WHAT THE TASK REQUIRES ::
State how many lines contain the string "title", and write nothing else.

MATERIAL PROVIDED ::
=====
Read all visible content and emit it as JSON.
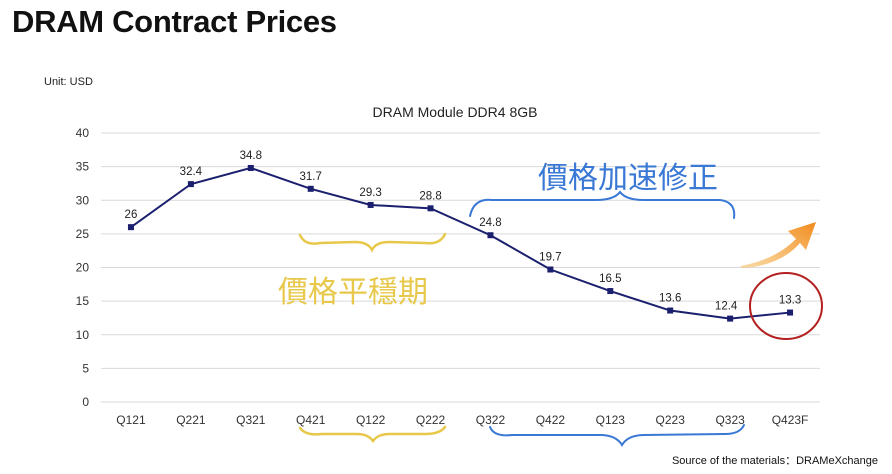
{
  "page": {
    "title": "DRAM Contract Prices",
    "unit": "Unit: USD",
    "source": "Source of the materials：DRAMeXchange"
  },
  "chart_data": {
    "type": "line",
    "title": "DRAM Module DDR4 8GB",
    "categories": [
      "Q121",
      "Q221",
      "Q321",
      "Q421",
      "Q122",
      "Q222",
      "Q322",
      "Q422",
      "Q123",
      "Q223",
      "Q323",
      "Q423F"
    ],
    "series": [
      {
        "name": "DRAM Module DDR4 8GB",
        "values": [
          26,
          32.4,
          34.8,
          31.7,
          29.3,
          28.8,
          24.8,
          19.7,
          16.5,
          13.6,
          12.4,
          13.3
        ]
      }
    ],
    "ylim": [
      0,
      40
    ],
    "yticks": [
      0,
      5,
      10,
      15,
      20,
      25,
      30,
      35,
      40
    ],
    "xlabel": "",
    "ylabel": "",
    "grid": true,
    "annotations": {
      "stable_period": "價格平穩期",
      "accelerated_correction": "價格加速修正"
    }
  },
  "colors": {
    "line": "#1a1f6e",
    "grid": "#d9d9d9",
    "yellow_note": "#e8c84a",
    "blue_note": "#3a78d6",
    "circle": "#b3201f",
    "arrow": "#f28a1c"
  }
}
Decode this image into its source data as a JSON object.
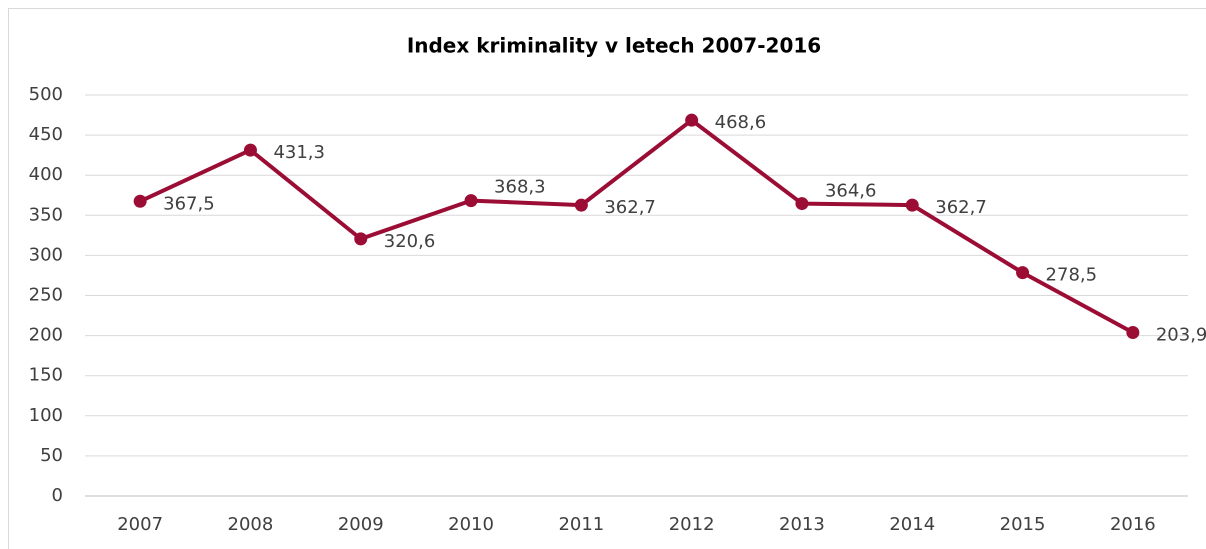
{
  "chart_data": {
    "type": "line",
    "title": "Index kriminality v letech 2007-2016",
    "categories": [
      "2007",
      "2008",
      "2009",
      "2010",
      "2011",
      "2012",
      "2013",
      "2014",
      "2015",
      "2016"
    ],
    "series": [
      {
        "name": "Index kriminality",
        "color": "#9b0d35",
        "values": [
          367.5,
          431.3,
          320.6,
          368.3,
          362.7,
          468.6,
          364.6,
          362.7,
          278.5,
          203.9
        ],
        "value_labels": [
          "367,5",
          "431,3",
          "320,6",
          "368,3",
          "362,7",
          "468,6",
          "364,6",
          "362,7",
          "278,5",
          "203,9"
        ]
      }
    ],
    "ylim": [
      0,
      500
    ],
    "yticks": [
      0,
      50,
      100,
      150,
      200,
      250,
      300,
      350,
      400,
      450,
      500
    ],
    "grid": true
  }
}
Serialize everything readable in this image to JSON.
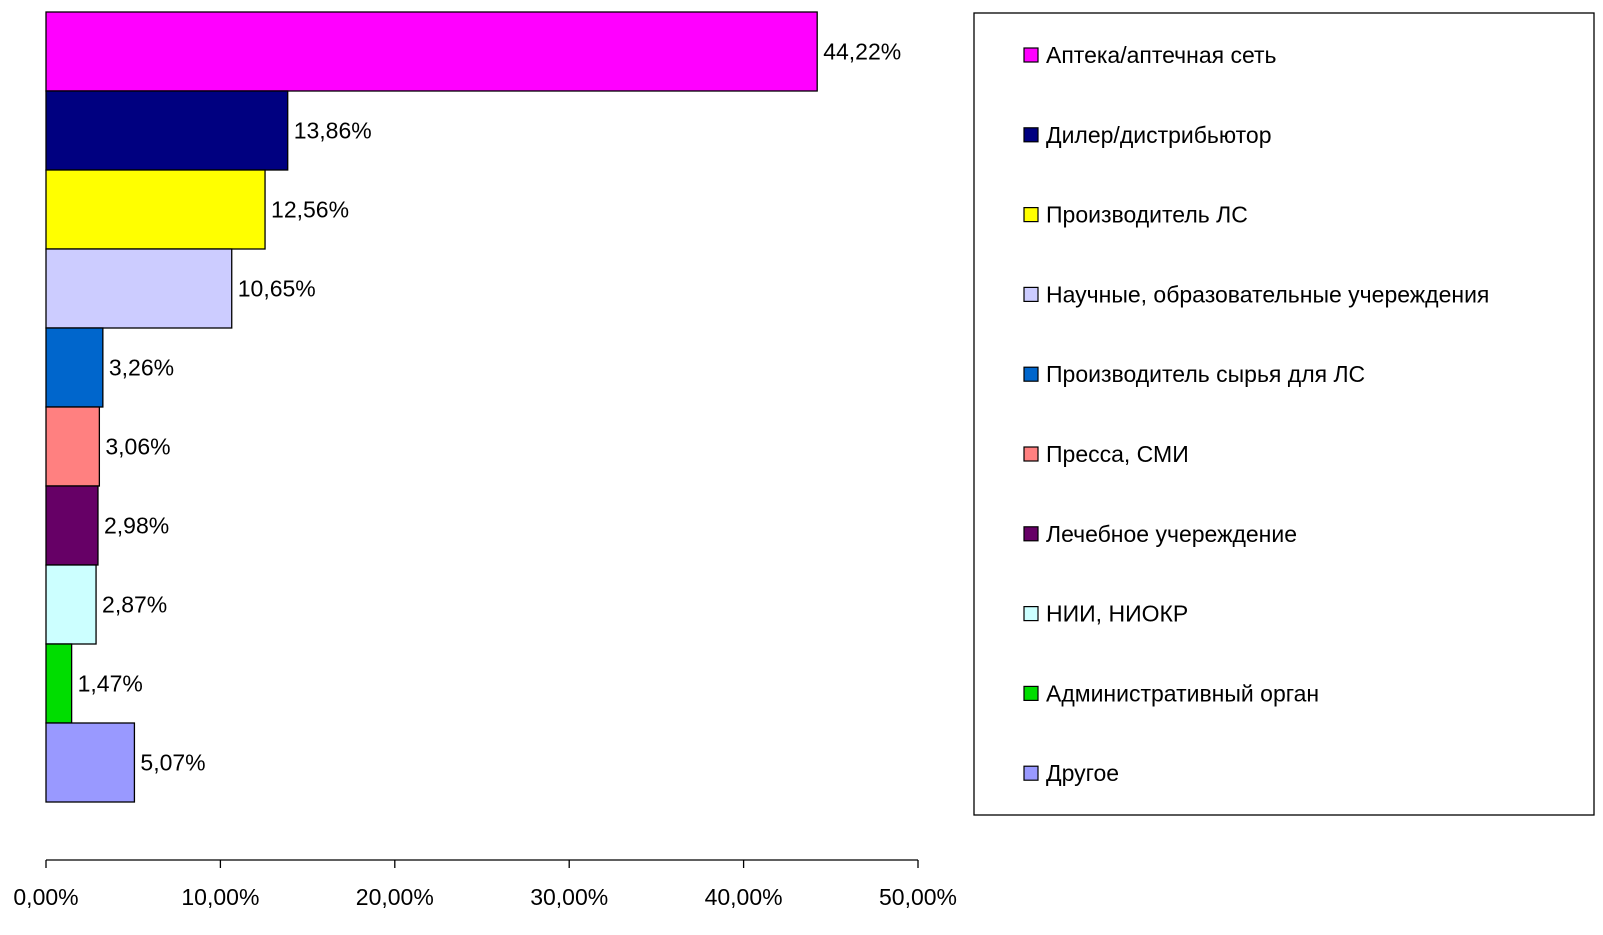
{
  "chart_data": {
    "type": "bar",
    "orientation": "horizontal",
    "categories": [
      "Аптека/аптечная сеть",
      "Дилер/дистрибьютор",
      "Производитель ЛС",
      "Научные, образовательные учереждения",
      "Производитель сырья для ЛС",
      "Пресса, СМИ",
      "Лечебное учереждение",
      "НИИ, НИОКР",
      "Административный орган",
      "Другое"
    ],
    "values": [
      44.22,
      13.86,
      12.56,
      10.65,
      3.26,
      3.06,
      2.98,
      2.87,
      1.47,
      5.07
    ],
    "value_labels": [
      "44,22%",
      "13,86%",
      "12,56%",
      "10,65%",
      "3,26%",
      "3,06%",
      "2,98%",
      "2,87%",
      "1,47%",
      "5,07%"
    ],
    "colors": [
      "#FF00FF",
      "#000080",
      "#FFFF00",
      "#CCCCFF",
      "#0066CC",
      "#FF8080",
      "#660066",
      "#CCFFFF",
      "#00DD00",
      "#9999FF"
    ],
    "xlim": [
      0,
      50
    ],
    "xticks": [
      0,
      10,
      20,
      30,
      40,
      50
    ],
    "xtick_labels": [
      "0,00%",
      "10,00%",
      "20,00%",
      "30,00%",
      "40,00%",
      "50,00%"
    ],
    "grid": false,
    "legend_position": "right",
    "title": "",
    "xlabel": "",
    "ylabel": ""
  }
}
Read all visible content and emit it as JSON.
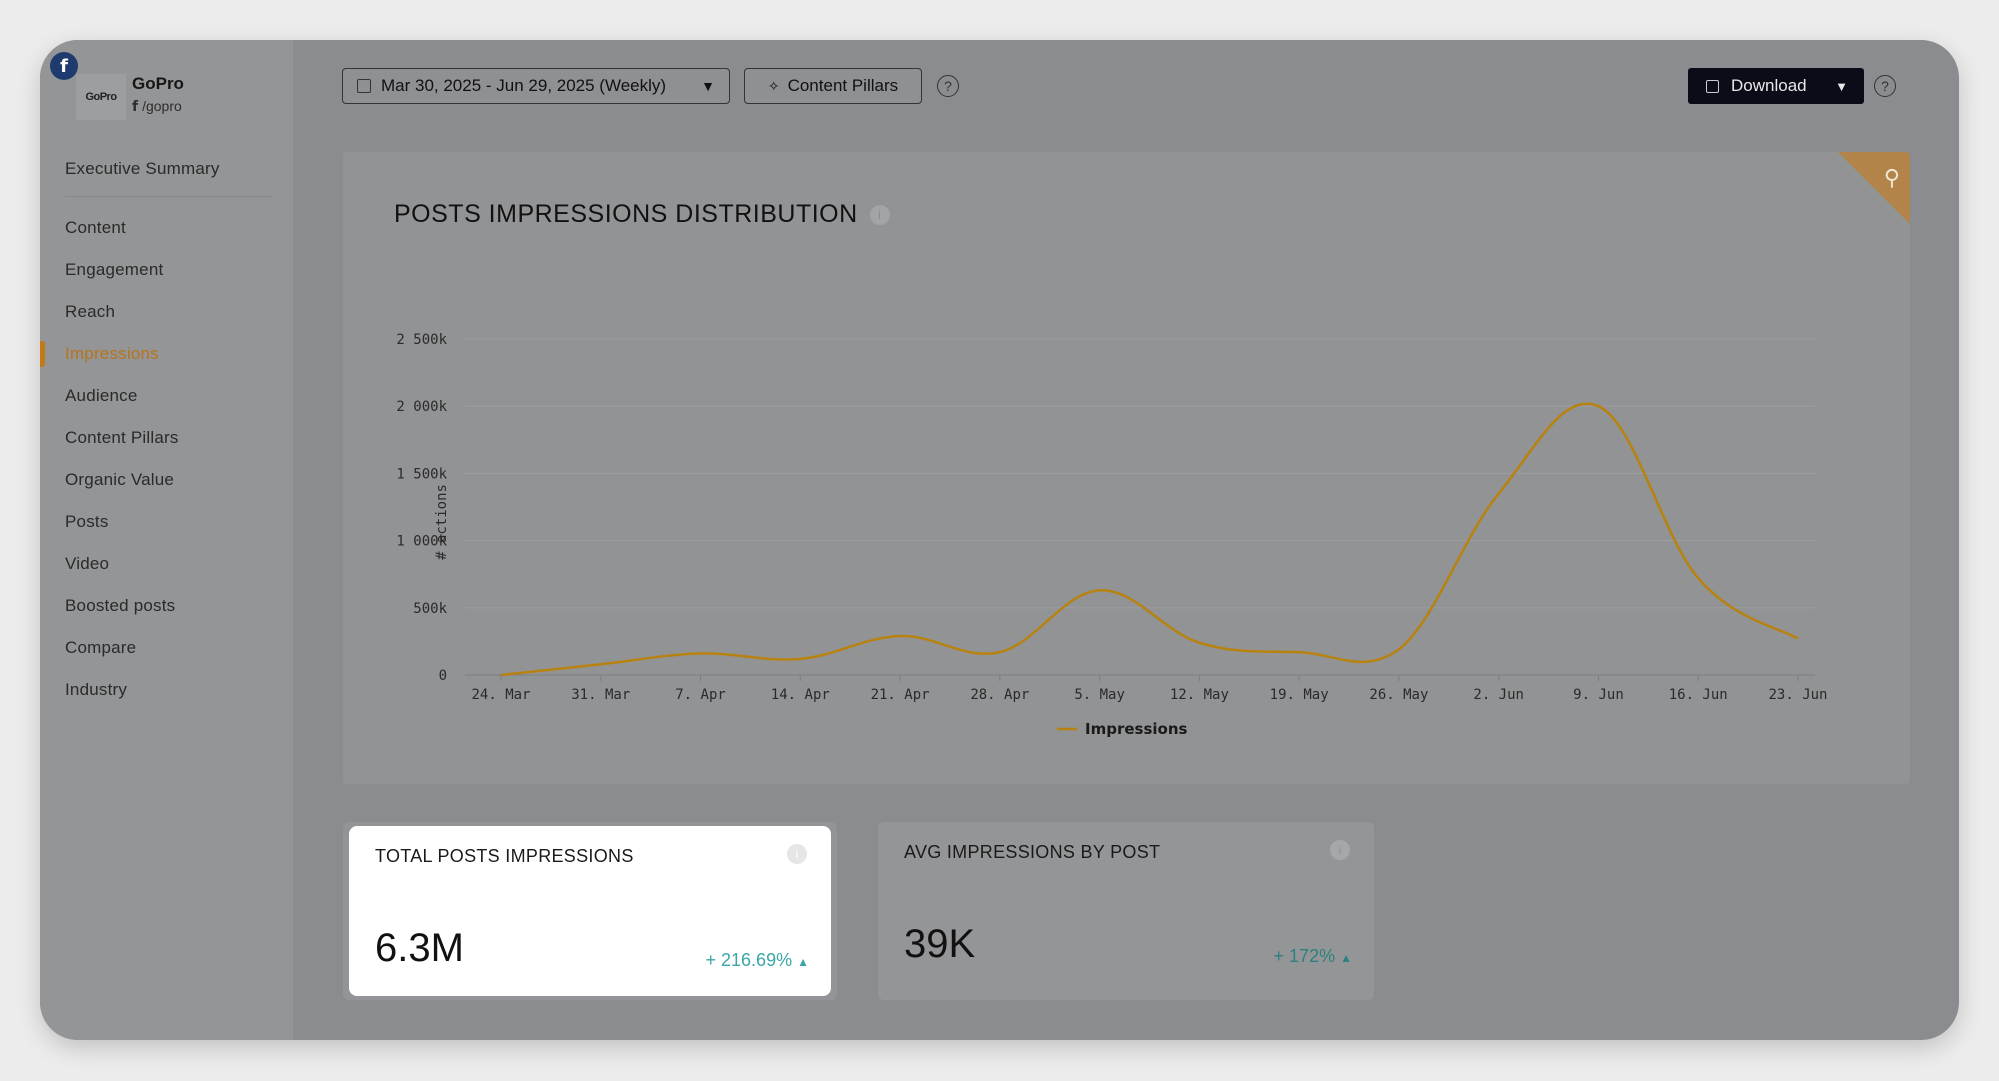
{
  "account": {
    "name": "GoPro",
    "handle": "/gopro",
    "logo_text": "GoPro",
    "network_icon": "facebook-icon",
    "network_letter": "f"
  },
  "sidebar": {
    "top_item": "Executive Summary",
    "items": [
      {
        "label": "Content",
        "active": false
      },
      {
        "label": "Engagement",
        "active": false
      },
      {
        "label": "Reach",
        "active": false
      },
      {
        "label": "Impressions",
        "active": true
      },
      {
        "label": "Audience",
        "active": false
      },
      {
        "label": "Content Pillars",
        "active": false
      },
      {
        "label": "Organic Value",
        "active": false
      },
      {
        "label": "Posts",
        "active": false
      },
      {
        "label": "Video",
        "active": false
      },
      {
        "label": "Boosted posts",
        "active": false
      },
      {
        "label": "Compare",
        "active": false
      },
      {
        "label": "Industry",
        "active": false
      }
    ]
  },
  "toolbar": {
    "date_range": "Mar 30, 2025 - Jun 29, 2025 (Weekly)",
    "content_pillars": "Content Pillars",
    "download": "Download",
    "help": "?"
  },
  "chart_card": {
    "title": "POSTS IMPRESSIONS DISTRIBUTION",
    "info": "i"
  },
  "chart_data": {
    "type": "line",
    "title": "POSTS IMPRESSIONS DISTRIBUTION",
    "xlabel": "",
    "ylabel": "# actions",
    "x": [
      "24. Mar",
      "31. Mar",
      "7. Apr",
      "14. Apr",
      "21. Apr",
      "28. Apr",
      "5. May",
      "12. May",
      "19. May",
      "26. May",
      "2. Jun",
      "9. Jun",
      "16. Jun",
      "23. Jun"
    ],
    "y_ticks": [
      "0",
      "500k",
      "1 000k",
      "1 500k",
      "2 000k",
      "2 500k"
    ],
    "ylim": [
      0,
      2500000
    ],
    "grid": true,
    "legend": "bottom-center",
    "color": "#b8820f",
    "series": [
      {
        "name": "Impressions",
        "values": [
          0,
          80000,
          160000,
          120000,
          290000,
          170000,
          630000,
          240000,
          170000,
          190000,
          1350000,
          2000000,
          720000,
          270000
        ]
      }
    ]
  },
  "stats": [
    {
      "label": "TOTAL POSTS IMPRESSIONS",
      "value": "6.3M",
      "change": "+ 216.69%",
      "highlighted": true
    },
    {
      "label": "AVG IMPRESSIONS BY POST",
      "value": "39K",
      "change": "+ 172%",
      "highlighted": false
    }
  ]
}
=====
OUTPUT ::
6